## Data listing:
━━━━━━━━

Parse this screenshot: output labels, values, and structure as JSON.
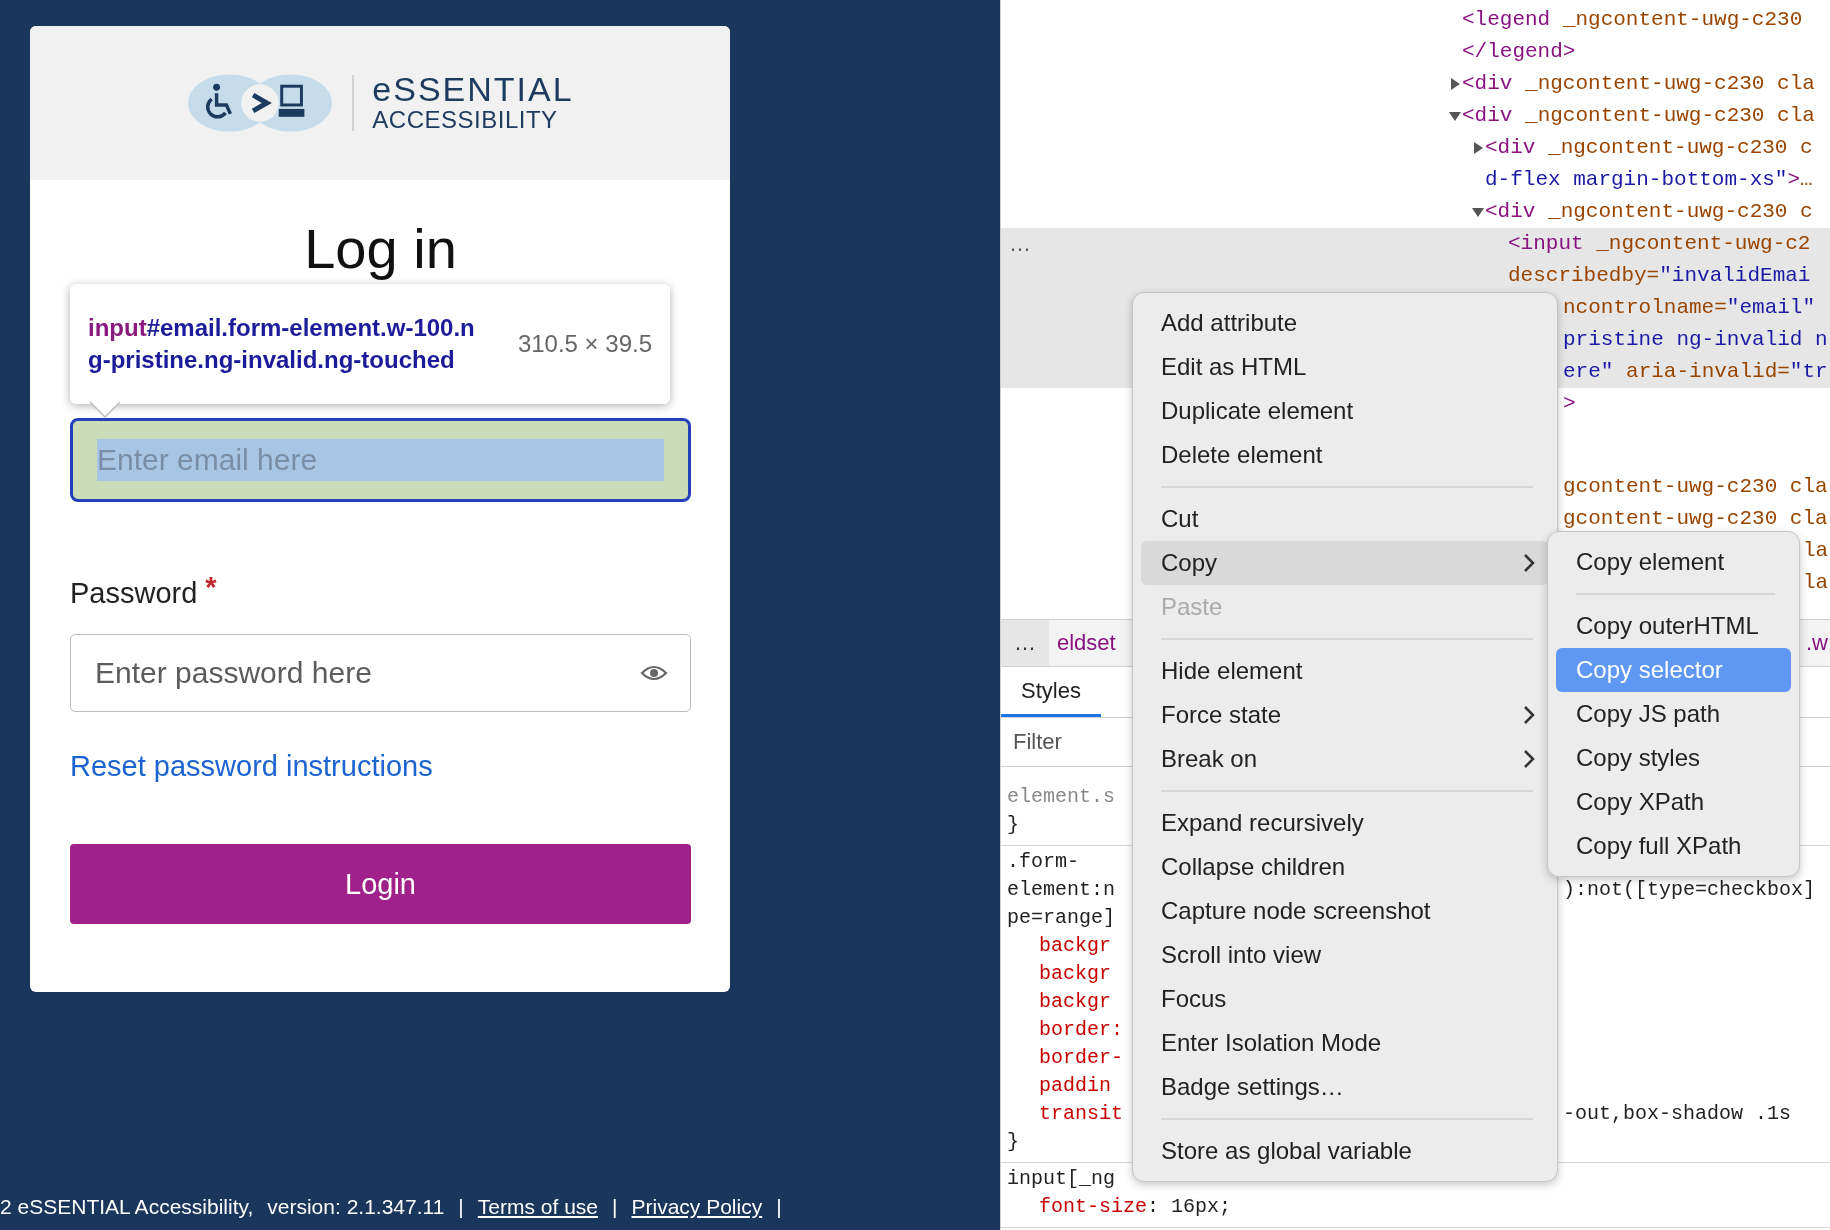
{
  "login_page": {
    "logo": {
      "line_1": "eSSENTIAL",
      "line_2": "ACCESSIBILITY"
    },
    "title": "Log in",
    "inspect_tooltip": {
      "tag": "input",
      "selector": "#email.form-element.w-100.ng-pristine.ng-invalid.ng-touched",
      "size": "310.5 × 39.5"
    },
    "email_field": {
      "placeholder": "Enter email here",
      "inspected": true
    },
    "password": {
      "label": "Password",
      "required_mark": "*",
      "placeholder": "Enter password here"
    },
    "reset_link": "Reset password instructions",
    "login_button": "Login",
    "footer": [
      {
        "kind": "text",
        "text": "2 eSSENTIAL Accessibility,"
      },
      {
        "kind": "text",
        "text": "version: 2.1.347.11"
      },
      {
        "kind": "separator",
        "text": "|"
      },
      {
        "kind": "link",
        "text": "Terms of use"
      },
      {
        "kind": "separator",
        "text": "|"
      },
      {
        "kind": "link",
        "text": "Privacy Policy"
      },
      {
        "kind": "separator",
        "text": "|"
      }
    ]
  },
  "devtools": {
    "elements_tree": [
      {
        "selected": false,
        "lines": [
          {
            "text": "<legend _ngcontent-uwg-c230",
            "kind": "full"
          },
          {
            "text": "</legend>",
            "kind": "full"
          }
        ]
      },
      {
        "selected": false,
        "expanded": false,
        "lines": [
          {
            "text": "<div _ngcontent-uwg-c230 cla",
            "kind": "full"
          }
        ]
      },
      {
        "selected": false,
        "expanded": true,
        "lines": [
          {
            "text": "<div _ngcontent-uwg-c230 cla",
            "kind": "full"
          }
        ],
        "children": [
          {
            "selected": false,
            "expanded": false,
            "lines": [
              {
                "text": "<div _ngcontent-uwg-c230 c",
                "kind": "full"
              },
              {
                "text": "d-flex margin-bottom-xs\">…",
                "kind": "full",
                "in_value": true
              }
            ]
          },
          {
            "selected": false,
            "expanded": true,
            "lines": [
              {
                "text": "<div _ngcontent-uwg-c230 c",
                "kind": "full"
              }
            ],
            "children": [
              {
                "selected": true,
                "gutter": "…",
                "lines": [
                  {
                    "text": "<input _ngcontent-uwg-c2",
                    "kind": "full"
                  },
                  {
                    "text": "describedby=\"invalidEmai",
                    "kind": "full"
                  },
                  {
                    "text": "ncontrolname=\"email\"",
                    "kind": "beside-menu"
                  },
                  {
                    "text": "pristine ng-invalid n",
                    "kind": "beside-menu",
                    "in_value": true
                  },
                  {
                    "text": "ere\" aria-invalid=\"tr",
                    "kind": "beside-menu",
                    "in_value": true
                  }
                ]
              },
              {
                "selected": false,
                "lines": [
                  {
                    "text": ">",
                    "kind": "beside-menu"
                  }
                ]
              }
            ]
          }
        ]
      }
    ],
    "trailing_lines": [
      {
        "text": "gcontent-uwg-c230 cla",
        "kind": "beside-menu"
      },
      {
        "text": "gcontent-uwg-c230 cla",
        "kind": "beside-menu"
      },
      {
        "text": "la",
        "kind": "beside-submenu"
      },
      {
        "text": "la",
        "kind": "beside-submenu"
      }
    ],
    "breadcrumb": {
      "ellipsis": "…",
      "path_tail": "eldset",
      "beside": ".w"
    },
    "tabs": [
      {
        "label": "Styles",
        "selected": true
      }
    ],
    "filter": {
      "placeholder": "Filter"
    },
    "rules": [
      {
        "lines": [
          {
            "kind": "element-style",
            "text": "element.s"
          },
          {
            "kind": "brace",
            "text": "}"
          }
        ]
      },
      {
        "lines": [
          {
            "kind": "selector",
            "text": ".form-"
          },
          {
            "kind": "selector",
            "text": "element:n",
            "beside": "):not([type=checkbox]"
          },
          {
            "kind": "selector",
            "text": "pe=range]"
          },
          {
            "kind": "property",
            "text": "backgr"
          },
          {
            "kind": "property",
            "text": "backgr"
          },
          {
            "kind": "property",
            "text": "backgr"
          },
          {
            "kind": "property",
            "text": "border:"
          },
          {
            "kind": "property",
            "text": "border-"
          },
          {
            "kind": "property",
            "text": "paddin"
          },
          {
            "kind": "property",
            "text": "transit",
            "beside": "-out,box-shadow .1s"
          },
          {
            "kind": "brace",
            "text": "}"
          }
        ]
      },
      {
        "lines": [
          {
            "kind": "selector",
            "text": "input[_ng"
          },
          {
            "kind": "declaration",
            "property": "font-size",
            "rest": ": 16px;"
          }
        ]
      }
    ]
  },
  "context_menu": {
    "groups": [
      [
        {
          "label": "Add attribute",
          "selected": false,
          "disabled": false,
          "submenu": false
        },
        {
          "label": "Edit as HTML",
          "selected": false,
          "disabled": false,
          "submenu": false
        },
        {
          "label": "Duplicate element",
          "selected": false,
          "disabled": false,
          "submenu": false
        },
        {
          "label": "Delete element",
          "selected": false,
          "disabled": false,
          "submenu": false
        }
      ],
      [
        {
          "label": "Cut",
          "selected": false,
          "disabled": false,
          "submenu": false
        },
        {
          "label": "Copy",
          "selected": true,
          "disabled": false,
          "submenu": true
        },
        {
          "label": "Paste",
          "selected": false,
          "disabled": true,
          "submenu": false
        }
      ],
      [
        {
          "label": "Hide element",
          "selected": false,
          "disabled": false,
          "submenu": false
        },
        {
          "label": "Force state",
          "selected": false,
          "disabled": false,
          "submenu": true
        },
        {
          "label": "Break on",
          "selected": false,
          "disabled": false,
          "submenu": true
        }
      ],
      [
        {
          "label": "Expand recursively",
          "selected": false,
          "disabled": false,
          "submenu": false
        },
        {
          "label": "Collapse children",
          "selected": false,
          "disabled": false,
          "submenu": false
        },
        {
          "label": "Capture node screenshot",
          "selected": false,
          "disabled": false,
          "submenu": false
        },
        {
          "label": "Scroll into view",
          "selected": false,
          "disabled": false,
          "submenu": false
        },
        {
          "label": "Focus",
          "selected": false,
          "disabled": false,
          "submenu": false
        },
        {
          "label": "Enter Isolation Mode",
          "selected": false,
          "disabled": false,
          "submenu": false
        },
        {
          "label": "Badge settings…",
          "selected": false,
          "disabled": false,
          "submenu": false
        }
      ],
      [
        {
          "label": "Store as global variable",
          "selected": false,
          "disabled": false,
          "submenu": false
        }
      ]
    ]
  },
  "copy_submenu": {
    "groups": [
      [
        {
          "label": "Copy element",
          "selected": false,
          "disabled": false,
          "submenu": false
        }
      ],
      [
        {
          "label": "Copy outerHTML",
          "selected": false,
          "disabled": false,
          "submenu": false
        },
        {
          "label": "Copy selector",
          "selected": true,
          "disabled": false,
          "submenu": false
        },
        {
          "label": "Copy JS path",
          "selected": false,
          "disabled": false,
          "submenu": false
        },
        {
          "label": "Copy styles",
          "selected": false,
          "disabled": false,
          "submenu": false
        },
        {
          "label": "Copy XPath",
          "selected": false,
          "disabled": false,
          "submenu": false
        },
        {
          "label": "Copy full XPath",
          "selected": false,
          "disabled": false,
          "submenu": false
        }
      ]
    ]
  }
}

━━━━━━━━

## Your instructions:
Repeat the data exactly in full, omitting its pictures.

## Exercise solution:
Parse this screenshot: output labels, values, and structure as JSON.
{
  "login_page": {
    "logo": {
      "line_1": "eSSENTIAL",
      "line_2": "ACCESSIBILITY"
    },
    "title": "Log in",
    "inspect_tooltip": {
      "tag": "input",
      "selector": "#email.form-element.w-100.ng-pristine.ng-invalid.ng-touched",
      "size": "310.5 × 39.5"
    },
    "email_field": {
      "placeholder": "Enter email here",
      "inspected": true
    },
    "password": {
      "label": "Password",
      "required_mark": "*",
      "placeholder": "Enter password here"
    },
    "reset_link": "Reset password instructions",
    "login_button": "Login",
    "footer": [
      {
        "kind": "text",
        "text": "2 eSSENTIAL Accessibility,"
      },
      {
        "kind": "text",
        "text": "version: 2.1.347.11"
      },
      {
        "kind": "separator",
        "text": "|"
      },
      {
        "kind": "link",
        "text": "Terms of use"
      },
      {
        "kind": "separator",
        "text": "|"
      },
      {
        "kind": "link",
        "text": "Privacy Policy"
      },
      {
        "kind": "separator",
        "text": "|"
      }
    ]
  },
  "devtools": {
    "elements_tree": [
      {
        "selected": false,
        "lines": [
          {
            "text": "<legend _ngcontent-uwg-c230",
            "kind": "full"
          },
          {
            "text": "</legend>",
            "kind": "full"
          }
        ]
      },
      {
        "selected": false,
        "expanded": false,
        "lines": [
          {
            "text": "<div _ngcontent-uwg-c230 cla",
            "kind": "full"
          }
        ]
      },
      {
        "selected": false,
        "expanded": true,
        "lines": [
          {
            "text": "<div _ngcontent-uwg-c230 cla",
            "kind": "full"
          }
        ],
        "children": [
          {
            "selected": false,
            "expanded": false,
            "lines": [
              {
                "text": "<div _ngcontent-uwg-c230 c",
                "kind": "full"
              },
              {
                "text": "d-flex margin-bottom-xs\">…",
                "kind": "full",
                "in_value": true
              }
            ]
          },
          {
            "selected": false,
            "expanded": true,
            "lines": [
              {
                "text": "<div _ngcontent-uwg-c230 c",
                "kind": "full"
              }
            ],
            "children": [
              {
                "selected": true,
                "gutter": "…",
                "lines": [
                  {
                    "text": "<input _ngcontent-uwg-c2",
                    "kind": "full"
                  },
                  {
                    "text": "describedby=\"invalidEmai",
                    "kind": "full"
                  },
                  {
                    "text": "ncontrolname=\"email\"",
                    "kind": "beside-menu"
                  },
                  {
                    "text": "pristine ng-invalid n",
                    "kind": "beside-menu",
                    "in_value": true
                  },
                  {
                    "text": "ere\" aria-invalid=\"tr",
                    "kind": "beside-menu",
                    "in_value": true
                  }
                ]
              },
              {
                "selected": false,
                "lines": [
                  {
                    "text": ">",
                    "kind": "beside-menu"
                  }
                ]
              }
            ]
          }
        ]
      }
    ],
    "trailing_lines": [
      {
        "text": "gcontent-uwg-c230 cla",
        "kind": "beside-menu"
      },
      {
        "text": "gcontent-uwg-c230 cla",
        "kind": "beside-menu"
      },
      {
        "text": "la",
        "kind": "beside-submenu"
      },
      {
        "text": "la",
        "kind": "beside-submenu"
      }
    ],
    "breadcrumb": {
      "ellipsis": "…",
      "path_tail": "eldset",
      "beside": ".w"
    },
    "tabs": [
      {
        "label": "Styles",
        "selected": true
      }
    ],
    "filter": {
      "placeholder": "Filter"
    },
    "rules": [
      {
        "lines": [
          {
            "kind": "element-style",
            "text": "element.s"
          },
          {
            "kind": "brace",
            "text": "}"
          }
        ]
      },
      {
        "lines": [
          {
            "kind": "selector",
            "text": ".form-"
          },
          {
            "kind": "selector",
            "text": "element:n",
            "beside": "):not([type=checkbox]"
          },
          {
            "kind": "selector",
            "text": "pe=range]"
          },
          {
            "kind": "property",
            "text": "backgr"
          },
          {
            "kind": "property",
            "text": "backgr"
          },
          {
            "kind": "property",
            "text": "backgr"
          },
          {
            "kind": "property",
            "text": "border:"
          },
          {
            "kind": "property",
            "text": "border-"
          },
          {
            "kind": "property",
            "text": "paddin"
          },
          {
            "kind": "property",
            "text": "transit",
            "beside": "-out,box-shadow .1s"
          },
          {
            "kind": "brace",
            "text": "}"
          }
        ]
      },
      {
        "lines": [
          {
            "kind": "selector",
            "text": "input[_ng"
          },
          {
            "kind": "declaration",
            "property": "font-size",
            "rest": ": 16px;"
          }
        ]
      }
    ]
  },
  "context_menu": {
    "groups": [
      [
        {
          "label": "Add attribute",
          "selected": false,
          "disabled": false,
          "submenu": false
        },
        {
          "label": "Edit as HTML",
          "selected": false,
          "disabled": false,
          "submenu": false
        },
        {
          "label": "Duplicate element",
          "selected": false,
          "disabled": false,
          "submenu": false
        },
        {
          "label": "Delete element",
          "selected": false,
          "disabled": false,
          "submenu": false
        }
      ],
      [
        {
          "label": "Cut",
          "selected": false,
          "disabled": false,
          "submenu": false
        },
        {
          "label": "Copy",
          "selected": true,
          "disabled": false,
          "submenu": true
        },
        {
          "label": "Paste",
          "selected": false,
          "disabled": true,
          "submenu": false
        }
      ],
      [
        {
          "label": "Hide element",
          "selected": false,
          "disabled": false,
          "submenu": false
        },
        {
          "label": "Force state",
          "selected": false,
          "disabled": false,
          "submenu": true
        },
        {
          "label": "Break on",
          "selected": false,
          "disabled": false,
          "submenu": true
        }
      ],
      [
        {
          "label": "Expand recursively",
          "selected": false,
          "disabled": false,
          "submenu": false
        },
        {
          "label": "Collapse children",
          "selected": false,
          "disabled": false,
          "submenu": false
        },
        {
          "label": "Capture node screenshot",
          "selected": false,
          "disabled": false,
          "submenu": false
        },
        {
          "label": "Scroll into view",
          "selected": false,
          "disabled": false,
          "submenu": false
        },
        {
          "label": "Focus",
          "selected": false,
          "disabled": false,
          "submenu": false
        },
        {
          "label": "Enter Isolation Mode",
          "selected": false,
          "disabled": false,
          "submenu": false
        },
        {
          "label": "Badge settings…",
          "selected": false,
          "disabled": false,
          "submenu": false
        }
      ],
      [
        {
          "label": "Store as global variable",
          "selected": false,
          "disabled": false,
          "submenu": false
        }
      ]
    ]
  },
  "copy_submenu": {
    "groups": [
      [
        {
          "label": "Copy element",
          "selected": false,
          "disabled": false,
          "submenu": false
        }
      ],
      [
        {
          "label": "Copy outerHTML",
          "selected": false,
          "disabled": false,
          "submenu": false
        },
        {
          "label": "Copy selector",
          "selected": true,
          "disabled": false,
          "submenu": false
        },
        {
          "label": "Copy JS path",
          "selected": false,
          "disabled": false,
          "submenu": false
        },
        {
          "label": "Copy styles",
          "selected": false,
          "disabled": false,
          "submenu": false
        },
        {
          "label": "Copy XPath",
          "selected": false,
          "disabled": false,
          "submenu": false
        },
        {
          "label": "Copy full XPath",
          "selected": false,
          "disabled": false,
          "submenu": false
        }
      ]
    ]
  }
}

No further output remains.